● **Problem to work on**
Could you please retype the records exactly, minus their pictures?

● **Extracted data**
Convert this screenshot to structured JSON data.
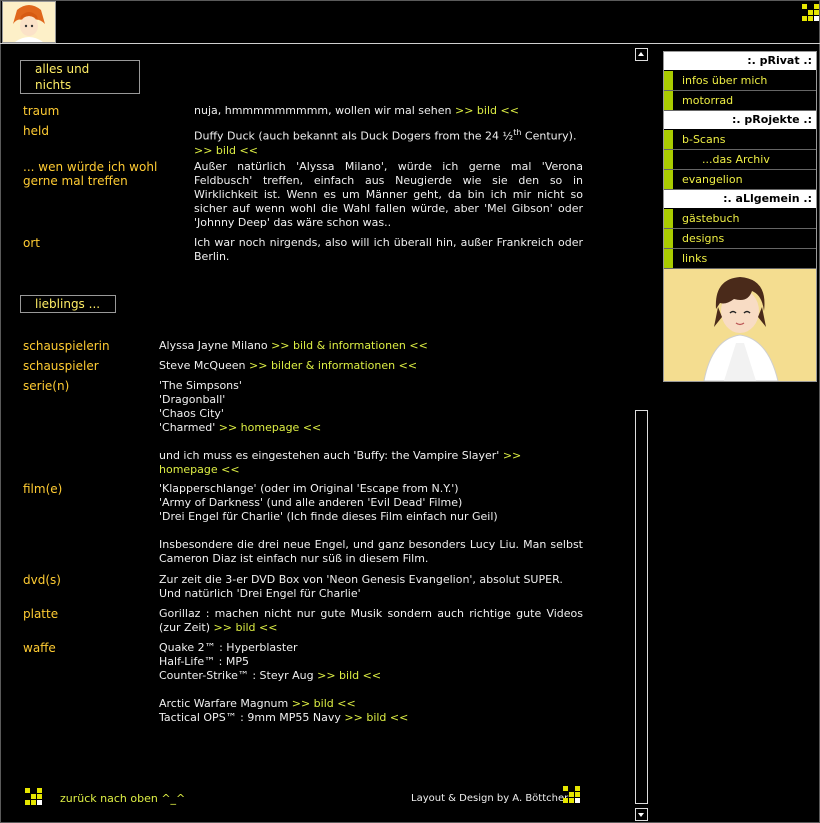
{
  "sections": {
    "alles": "alles und nichts",
    "lieblings": "lieblings ..."
  },
  "alles_rows": [
    {
      "label": "traum",
      "text": "nuja, hmmmmmmmmm, wollen wir mal sehen ",
      "link": ">> bild <<"
    },
    {
      "label": "held",
      "text1": "Duffy Duck (auch bekannt als Duck Dogers from the 24 ½",
      "sup": "th",
      "text2": " Century).",
      "link": ">> bild <<"
    },
    {
      "label": "... wen würde ich wohl gerne mal treffen",
      "text": "Außer natürlich 'Alyssa Milano', würde ich gerne mal 'Verona Feldbusch' treffen, einfach aus Neugierde wie sie den so in Wirklichkeit ist. Wenn es um Männer geht, da bin ich mir nicht so sicher auf wenn wohl die Wahl fallen würde, aber 'Mel Gibson' oder 'Johnny Deep' das wäre schon was.."
    },
    {
      "label": "ort",
      "text": "Ich war noch nirgends, also will ich überall hin, außer Frankreich oder Berlin."
    }
  ],
  "fav": {
    "schauspielerin": {
      "label": "schauspielerin",
      "text": "Alyssa Jayne Milano ",
      "link": ">> bild & informationen <<"
    },
    "schauspieler": {
      "label": "schauspieler",
      "text": "Steve McQueen ",
      "link": ">> bilder & informationen <<"
    },
    "serie": {
      "label": "serie(n)",
      "l1": "'The Simpsons'",
      "l2": "'Dragonball'",
      "l3": "'Chaos City'",
      "l4": "'Charmed' ",
      "link1": ">> homepage <<",
      "l5": "und ich muss es eingestehen auch 'Buffy: the Vampire Slayer' ",
      "link2": ">> homepage <<"
    },
    "film": {
      "label": "film(e)",
      "l1": "'Klapperschlange' (oder im Original 'Escape from N.Y.')",
      "l2": "'Army of Darkness' (und alle anderen 'Evil Dead' Filme)",
      "l3": "'Drei Engel für Charlie' (Ich finde dieses Film einfach nur Geil)",
      "l4": "Insbesondere die drei neue Engel, und ganz besonders Lucy Liu. Man selbst Cameron Diaz ist einfach nur süß in diesem Film."
    },
    "dvd": {
      "label": "dvd(s)",
      "l1": "Zur zeit die 3-er DVD Box von 'Neon Genesis Evangelion', absolut SUPER.",
      "l2": "Und natürlich 'Drei Engel für Charlie'"
    },
    "platte": {
      "label": "platte",
      "text": "Gorillaz : machen nicht nur gute Musik sondern auch richtige gute Videos (zur Zeit) ",
      "link": ">> bild <<"
    },
    "waffe": {
      "label": "waffe",
      "l1": "Quake 2™ : Hyperblaster",
      "l2": "Half-Life™ : MP5",
      "l3": "Counter-Strike™ : Steyr Aug ",
      "link3": ">> bild <<",
      "l4": "Arctic Warfare Magnum ",
      "link4": ">> bild <<",
      "l5": "Tactical OPS™ : 9mm MP55 Navy ",
      "link5": ">> bild <<"
    }
  },
  "footer": {
    "back": "zurück nach oben ^_^",
    "credit": "Layout & Design by A. Böttcher"
  },
  "menu": {
    "privat": ":. pRivat .:",
    "projekte": ":. pRojekte .:",
    "allgemein": ":. aLlgemein .:",
    "items": [
      "infos über mich",
      "motorrad",
      "b-Scans",
      "...das Archiv",
      "evangelion",
      "gästebuch",
      "designs",
      "links"
    ]
  },
  "colors": {
    "label": "#ffcc33",
    "link": "#ddee44",
    "menu_accent": "#aacc00",
    "bg": "#000000"
  }
}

● **Exercise answer**
Convert this screenshot to structured JSON data.
{
  "sections": {
    "alles": "alles und nichts",
    "lieblings": "lieblings ..."
  },
  "alles_rows": [
    {
      "label": "traum",
      "text": "nuja, hmmmmmmmmm, wollen wir mal sehen ",
      "link": ">> bild <<"
    },
    {
      "label": "held",
      "text1": "Duffy Duck (auch bekannt als Duck Dogers from the 24 ½",
      "sup": "th",
      "text2": " Century).",
      "link": ">> bild <<"
    },
    {
      "label": "... wen würde ich wohl gerne mal treffen",
      "text": "Außer natürlich 'Alyssa Milano', würde ich gerne mal 'Verona Feldbusch' treffen, einfach aus Neugierde wie sie den so in Wirklichkeit ist. Wenn es um Männer geht, da bin ich mir nicht so sicher auf wenn wohl die Wahl fallen würde, aber 'Mel Gibson' oder 'Johnny Deep' das wäre schon was.."
    },
    {
      "label": "ort",
      "text": "Ich war noch nirgends, also will ich überall hin, außer Frankreich oder Berlin."
    }
  ],
  "fav": {
    "schauspielerin": {
      "label": "schauspielerin",
      "text": "Alyssa Jayne Milano ",
      "link": ">> bild & informationen <<"
    },
    "schauspieler": {
      "label": "schauspieler",
      "text": "Steve McQueen ",
      "link": ">> bilder & informationen <<"
    },
    "serie": {
      "label": "serie(n)",
      "l1": "'The Simpsons'",
      "l2": "'Dragonball'",
      "l3": "'Chaos City'",
      "l4": "'Charmed' ",
      "link1": ">> homepage <<",
      "l5": "und ich muss es eingestehen auch 'Buffy: the Vampire Slayer' ",
      "link2": ">> homepage <<"
    },
    "film": {
      "label": "film(e)",
      "l1": "'Klapperschlange' (oder im Original 'Escape from N.Y.')",
      "l2": "'Army of Darkness' (und alle anderen 'Evil Dead' Filme)",
      "l3": "'Drei Engel für Charlie' (Ich finde dieses Film einfach nur Geil)",
      "l4": "Insbesondere die drei neue Engel, und ganz besonders Lucy Liu. Man selbst Cameron Diaz ist einfach nur süß in diesem Film."
    },
    "dvd": {
      "label": "dvd(s)",
      "l1": "Zur zeit die 3-er DVD Box von 'Neon Genesis Evangelion', absolut SUPER.",
      "l2": "Und natürlich 'Drei Engel für Charlie'"
    },
    "platte": {
      "label": "platte",
      "text": "Gorillaz : machen nicht nur gute Musik sondern auch richtige gute Videos (zur Zeit) ",
      "link": ">> bild <<"
    },
    "waffe": {
      "label": "waffe",
      "l1": "Quake 2™ : Hyperblaster",
      "l2": "Half-Life™ : MP5",
      "l3": "Counter-Strike™ : Steyr Aug ",
      "link3": ">> bild <<",
      "l4": "Arctic Warfare Magnum ",
      "link4": ">> bild <<",
      "l5": "Tactical OPS™ : 9mm MP55 Navy ",
      "link5": ">> bild <<"
    }
  },
  "footer": {
    "back": "zurück nach oben ^_^",
    "credit": "Layout & Design by A. Böttcher"
  },
  "menu": {
    "privat": ":. pRivat .:",
    "projekte": ":. pRojekte .:",
    "allgemein": ":. aLlgemein .:",
    "items": [
      "infos über mich",
      "motorrad",
      "b-Scans",
      "...das Archiv",
      "evangelion",
      "gästebuch",
      "designs",
      "links"
    ]
  },
  "colors": {
    "label": "#ffcc33",
    "link": "#ddee44",
    "menu_accent": "#aacc00",
    "bg": "#000000"
  }
}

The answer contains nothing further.